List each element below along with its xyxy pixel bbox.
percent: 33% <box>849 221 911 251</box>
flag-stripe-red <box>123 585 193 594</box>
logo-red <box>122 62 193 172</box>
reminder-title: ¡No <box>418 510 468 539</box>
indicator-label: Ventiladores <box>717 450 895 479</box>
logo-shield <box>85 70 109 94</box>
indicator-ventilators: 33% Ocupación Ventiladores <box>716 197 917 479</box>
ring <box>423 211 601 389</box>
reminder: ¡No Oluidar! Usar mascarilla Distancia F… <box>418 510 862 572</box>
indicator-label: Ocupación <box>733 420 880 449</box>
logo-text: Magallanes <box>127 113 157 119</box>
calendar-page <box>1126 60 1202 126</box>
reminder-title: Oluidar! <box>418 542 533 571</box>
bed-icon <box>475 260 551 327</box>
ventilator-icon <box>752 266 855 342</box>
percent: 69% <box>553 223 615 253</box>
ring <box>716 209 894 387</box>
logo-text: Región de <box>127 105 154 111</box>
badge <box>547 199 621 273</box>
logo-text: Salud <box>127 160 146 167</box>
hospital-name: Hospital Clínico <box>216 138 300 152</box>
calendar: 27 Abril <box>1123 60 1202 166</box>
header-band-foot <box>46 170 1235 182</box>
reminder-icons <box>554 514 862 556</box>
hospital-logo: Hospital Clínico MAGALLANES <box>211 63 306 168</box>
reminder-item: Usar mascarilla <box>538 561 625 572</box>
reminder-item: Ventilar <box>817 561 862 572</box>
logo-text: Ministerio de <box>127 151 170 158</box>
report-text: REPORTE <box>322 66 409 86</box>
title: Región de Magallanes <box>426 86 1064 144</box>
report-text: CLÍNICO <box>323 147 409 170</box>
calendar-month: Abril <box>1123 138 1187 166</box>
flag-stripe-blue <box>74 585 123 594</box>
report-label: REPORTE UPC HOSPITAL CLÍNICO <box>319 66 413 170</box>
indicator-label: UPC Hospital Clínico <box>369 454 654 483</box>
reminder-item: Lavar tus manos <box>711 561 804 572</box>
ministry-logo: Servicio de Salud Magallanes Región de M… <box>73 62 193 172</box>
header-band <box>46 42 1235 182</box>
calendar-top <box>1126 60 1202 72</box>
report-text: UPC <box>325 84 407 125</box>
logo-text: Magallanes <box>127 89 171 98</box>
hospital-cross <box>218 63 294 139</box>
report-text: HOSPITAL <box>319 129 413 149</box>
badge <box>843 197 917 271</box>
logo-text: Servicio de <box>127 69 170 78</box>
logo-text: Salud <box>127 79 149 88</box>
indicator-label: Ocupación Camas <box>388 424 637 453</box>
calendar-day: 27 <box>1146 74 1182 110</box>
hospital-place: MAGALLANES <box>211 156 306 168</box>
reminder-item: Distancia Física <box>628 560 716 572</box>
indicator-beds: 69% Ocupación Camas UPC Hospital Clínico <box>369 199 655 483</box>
----
### Exercise details
Please identify each line in the data above containing the string "label" with the same case, and copy those lines.

### Response to this exercise
indicator-label: Ventiladores <box>717 450 895 479</box>
indicator-label: Ocupación <box>733 420 880 449</box>
report-label: REPORTE UPC HOSPITAL CLÍNICO <box>319 66 413 170</box>
indicator-label: UPC Hospital Clínico <box>369 454 654 483</box>
indicator-label: Ocupación Camas <box>388 424 637 453</box>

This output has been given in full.